RECORDS PROVIDED:
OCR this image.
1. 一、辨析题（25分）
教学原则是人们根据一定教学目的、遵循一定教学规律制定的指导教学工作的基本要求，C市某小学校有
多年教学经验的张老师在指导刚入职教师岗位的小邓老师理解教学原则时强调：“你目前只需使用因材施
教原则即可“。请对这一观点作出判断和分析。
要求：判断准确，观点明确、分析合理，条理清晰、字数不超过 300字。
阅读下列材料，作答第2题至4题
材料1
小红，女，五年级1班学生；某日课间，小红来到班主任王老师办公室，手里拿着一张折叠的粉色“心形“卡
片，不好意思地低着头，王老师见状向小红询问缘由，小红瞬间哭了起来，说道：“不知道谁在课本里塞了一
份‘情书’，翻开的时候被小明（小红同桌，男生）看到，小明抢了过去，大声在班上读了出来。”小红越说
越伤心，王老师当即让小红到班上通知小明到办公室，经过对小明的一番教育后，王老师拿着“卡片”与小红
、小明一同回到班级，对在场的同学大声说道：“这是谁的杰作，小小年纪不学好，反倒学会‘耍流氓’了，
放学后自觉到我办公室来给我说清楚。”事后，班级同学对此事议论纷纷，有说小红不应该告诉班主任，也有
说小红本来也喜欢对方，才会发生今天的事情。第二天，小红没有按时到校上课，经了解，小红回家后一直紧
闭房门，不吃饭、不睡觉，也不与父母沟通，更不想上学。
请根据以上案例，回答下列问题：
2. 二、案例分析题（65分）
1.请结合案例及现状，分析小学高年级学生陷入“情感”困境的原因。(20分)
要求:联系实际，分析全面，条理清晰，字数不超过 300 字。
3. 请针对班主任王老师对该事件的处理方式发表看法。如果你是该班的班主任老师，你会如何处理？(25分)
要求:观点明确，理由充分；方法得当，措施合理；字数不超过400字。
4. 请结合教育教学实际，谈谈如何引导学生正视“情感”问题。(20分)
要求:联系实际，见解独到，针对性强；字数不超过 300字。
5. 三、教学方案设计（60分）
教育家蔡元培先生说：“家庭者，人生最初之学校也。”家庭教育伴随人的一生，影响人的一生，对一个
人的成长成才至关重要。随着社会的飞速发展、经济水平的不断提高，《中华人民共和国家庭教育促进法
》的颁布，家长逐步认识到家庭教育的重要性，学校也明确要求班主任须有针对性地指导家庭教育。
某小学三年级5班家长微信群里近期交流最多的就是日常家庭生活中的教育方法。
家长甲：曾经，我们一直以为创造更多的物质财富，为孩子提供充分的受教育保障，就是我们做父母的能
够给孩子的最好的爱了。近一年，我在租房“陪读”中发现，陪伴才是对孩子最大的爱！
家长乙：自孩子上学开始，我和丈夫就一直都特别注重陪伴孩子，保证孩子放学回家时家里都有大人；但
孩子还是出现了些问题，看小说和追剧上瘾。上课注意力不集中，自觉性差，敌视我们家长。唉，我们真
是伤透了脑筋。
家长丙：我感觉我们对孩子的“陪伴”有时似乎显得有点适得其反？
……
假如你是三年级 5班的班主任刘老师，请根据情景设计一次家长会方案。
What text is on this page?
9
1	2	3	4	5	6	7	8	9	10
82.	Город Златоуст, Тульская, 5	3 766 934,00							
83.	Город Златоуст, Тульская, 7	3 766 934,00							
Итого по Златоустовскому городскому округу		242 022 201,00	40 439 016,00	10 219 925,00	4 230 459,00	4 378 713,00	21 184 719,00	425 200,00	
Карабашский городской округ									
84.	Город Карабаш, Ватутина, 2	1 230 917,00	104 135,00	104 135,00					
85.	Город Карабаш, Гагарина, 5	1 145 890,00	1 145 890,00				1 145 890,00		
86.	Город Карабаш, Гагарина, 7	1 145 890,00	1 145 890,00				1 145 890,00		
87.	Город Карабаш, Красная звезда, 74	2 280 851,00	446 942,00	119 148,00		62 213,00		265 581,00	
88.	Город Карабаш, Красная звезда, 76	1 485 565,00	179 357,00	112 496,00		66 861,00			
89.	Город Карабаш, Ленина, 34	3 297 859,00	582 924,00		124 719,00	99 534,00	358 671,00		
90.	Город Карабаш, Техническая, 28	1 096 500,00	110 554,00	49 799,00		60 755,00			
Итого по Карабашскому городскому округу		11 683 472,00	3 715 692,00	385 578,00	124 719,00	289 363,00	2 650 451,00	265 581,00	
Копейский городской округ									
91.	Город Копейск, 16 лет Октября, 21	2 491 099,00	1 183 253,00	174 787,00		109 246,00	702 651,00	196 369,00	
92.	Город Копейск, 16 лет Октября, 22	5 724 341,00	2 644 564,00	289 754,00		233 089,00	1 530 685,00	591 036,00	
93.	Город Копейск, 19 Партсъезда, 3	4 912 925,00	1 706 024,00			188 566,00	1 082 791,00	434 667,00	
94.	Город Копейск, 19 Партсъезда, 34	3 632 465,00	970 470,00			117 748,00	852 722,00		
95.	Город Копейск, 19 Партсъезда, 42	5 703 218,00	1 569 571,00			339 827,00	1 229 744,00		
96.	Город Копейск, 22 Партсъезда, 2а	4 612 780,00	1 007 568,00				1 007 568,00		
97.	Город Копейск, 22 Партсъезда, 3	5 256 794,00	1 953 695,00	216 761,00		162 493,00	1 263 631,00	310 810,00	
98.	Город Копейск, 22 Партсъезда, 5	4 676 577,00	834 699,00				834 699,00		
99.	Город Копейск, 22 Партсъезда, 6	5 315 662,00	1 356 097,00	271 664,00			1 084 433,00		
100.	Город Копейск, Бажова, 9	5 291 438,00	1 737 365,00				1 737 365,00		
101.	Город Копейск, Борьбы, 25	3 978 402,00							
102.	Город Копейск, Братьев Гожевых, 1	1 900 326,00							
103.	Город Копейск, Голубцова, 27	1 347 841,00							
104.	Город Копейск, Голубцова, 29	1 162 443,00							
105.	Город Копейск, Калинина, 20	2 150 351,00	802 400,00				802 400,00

WHAT IS REQUIRED:
Print out all the entries precisely as written.

EXERCISE OUTPUT:
OCR this image.
1. 一、辨析题（25分）
教学原则是人们根据一定教学目的、遵循一定教学规律制定的指导教学工作的基本要求，C市某小学校有
多年教学经验的张老师在指导刚入职教师岗位的小邓老师理解教学原则时强调：“你目前只需使用因材施
教原则即可“。请对这一观点作出判断和分析。
要求：判断准确，观点明确、分析合理，条理清晰、字数不超过 300字。
阅读下列材料，作答第2题至4题
材料1
小红，女，五年级1班学生；某日课间，小红来到班主任王老师办公室，手里拿着一张折叠的粉色“心形“卡
片，不好意思地低着头，王老师见状向小红询问缘由，小红瞬间哭了起来，说道：“不知道谁在课本里塞了一
份‘情书’，翻开的时候被小明（小红同桌，男生）看到，小明抢了过去，大声在班上读了出来。”小红越说
越伤心，王老师当即让小红到班上通知小明到办公室，经过对小明的一番教育后，王老师拿着“卡片”与小红
、小明一同回到班级，对在场的同学大声说道：“这是谁的杰作，小小年纪不学好，反倒学会‘耍流氓’了，
放学后自觉到我办公室来给我说清楚。”事后，班级同学对此事议论纷纷，有说小红不应该告诉班主任，也有
说小红本来也喜欢对方，才会发生今天的事情。第二天，小红没有按时到校上课，经了解，小红回家后一直紧
闭房门，不吃饭、不睡觉，也不与父母沟通，更不想上学。
请根据以上案例，回答下列问题：
2. 二、案例分析题（65分）
1.请结合案例及现状，分析小学高年级学生陷入“情感”困境的原因。(20分)
要求:联系实际，分析全面，条理清晰，字数不超过 300 字。
3. 请针对班主任王老师对该事件的处理方式发表看法。如果你是该班的班主任老师，你会如何处理？(25分)
要求:观点明确，理由充分；方法得当，措施合理；字数不超过400字。
4. 请结合教育教学实际，谈谈如何引导学生正视“情感”问题。(20分)
要求:联系实际，见解独到，针对性强；字数不超过 300字。
5. 三、教学方案设计（60分）
教育家蔡元培先生说：“家庭者，人生最初之学校也。”家庭教育伴随人的一生，影响人的一生，对一个
人的成长成才至关重要。随着社会的飞速发展、经济水平的不断提高，《中华人民共和国家庭教育促进法
》的颁布，家长逐步认识到家庭教育的重要性，学校也明确要求班主任须有针对性地指导家庭教育。
某小学三年级5班家长微信群里近期交流最多的就是日常家庭生活中的教育方法。
家长甲：曾经，我们一直以为创造更多的物质财富，为孩子提供充分的受教育保障，就是我们做父母的能
够给孩子的最好的爱了。近一年，我在租房“陪读”中发现，陪伴才是对孩子最大的爱！
家长乙：自孩子上学开始，我和丈夫就一直都特别注重陪伴孩子，保证孩子放学回家时家里都有大人；但
孩子还是出现了些问题，看小说和追剧上瘾。上课注意力不集中，自觉性差，敌视我们家长。唉，我们真
是伤透了脑筋。
家长丙：我感觉我们对孩子的“陪伴”有时似乎显得有点适得其反？
……
假如你是三年级 5班的班主任刘老师，请根据情景设计一次家长会方案。
What text is on this page?
9
1	2	3	4	5	6	7	8	9	10
82.	Город Златоуст, Тульская, 5	3 766 934,00							
83.	Город Златоуст, Тульская, 7	3 766 934,00							
Итого по Златоустовскому городскому округу		242 022 201,00	40 439 016,00	10 219 925,00	4 230 459,00	4 378 713,00	21 184 719,00	425 200,00	
Карабашский городской округ									
84.	Город Карабаш, Ватутина, 2	1 230 917,00	104 135,00	104 135,00					
85.	Город Карабаш, Гагарина, 5	1 145 890,00	1 145 890,00				1 145 890,00		
86.	Город Карабаш, Гагарина, 7	1 145 890,00	1 145 890,00				1 145 890,00		
87.	Город Карабаш, Красная звезда, 74	2 280 851,00	446 942,00	119 148,00		62 213,00		265 581,00	
88.	Город Карабаш, Красная звезда, 76	1 485 565,00	179 357,00	112 496,00		66 861,00			
89.	Город Карабаш, Ленина, 34	3 297 859,00	582 924,00		124 719,00	99 534,00	358 671,00		
90.	Город Карабаш, Техническая, 28	1 096 500,00	110 554,00	49 799,00		60 755,00			
Итого по Карабашскому городскому округу		11 683 472,00	3 715 692,00	385 578,00	124 719,00	289 363,00	2 650 451,00	265 581,00	
Копейский городской округ									
91.	Город Копейск, 16 лет Октября, 21	2 491 099,00	1 183 253,00	174 787,00		109 246,00	702 651,00	196 369,00	
92.	Город Копейск, 16 лет Октября, 22	5 724 341,00	2 644 564,00	289 754,00		233 089,00	1 530 685,00	591 036,00	
93.	Город Копейск, 19 Партсъезда, 3	4 912 925,00	1 706 024,00			188 566,00	1 082 791,00	434 667,00	
94.	Город Копейск, 19 Партсъезда, 34	3 632 465,00	970 470,00			117 748,00	852 722,00		
95.	Город Копейск, 19 Партсъезда, 42	5 703 218,00	1 569 571,00			339 827,00	1 229 744,00		
96.	Город Копейск, 22 Партсъезда, 2а	4 612 780,00	1 007 568,00				1 007 568,00		
97.	Город Копейск, 22 Партсъезда, 3	5 256 794,00	1 953 695,00	216 761,00		162 493,00	1 263 631,00	310 810,00	
98.	Город Копейск, 22 Партсъезда, 5	4 676 577,00	834 699,00				834 699,00		
99.	Город Копейск, 22 Партсъезда, 6	5 315 662,00	1 356 097,00	271 664,00			1 084 433,00		
100.	Город Копейск, Бажова, 9	5 291 438,00	1 737 365,00				1 737 365,00		
101.	Город Копейск, Борьбы, 25	3 978 402,00							
102.	Город Копейск, Братьев Гожевых, 1	1 900 326,00							
103.	Город Копейск, Голубцова, 27	1 347 841,00							
104.	Город Копейск, Голубцова, 29	1 162 443,00							
105.	Город Копейск, Калинина, 20	2 150 351,00	802 400,00				802 400,00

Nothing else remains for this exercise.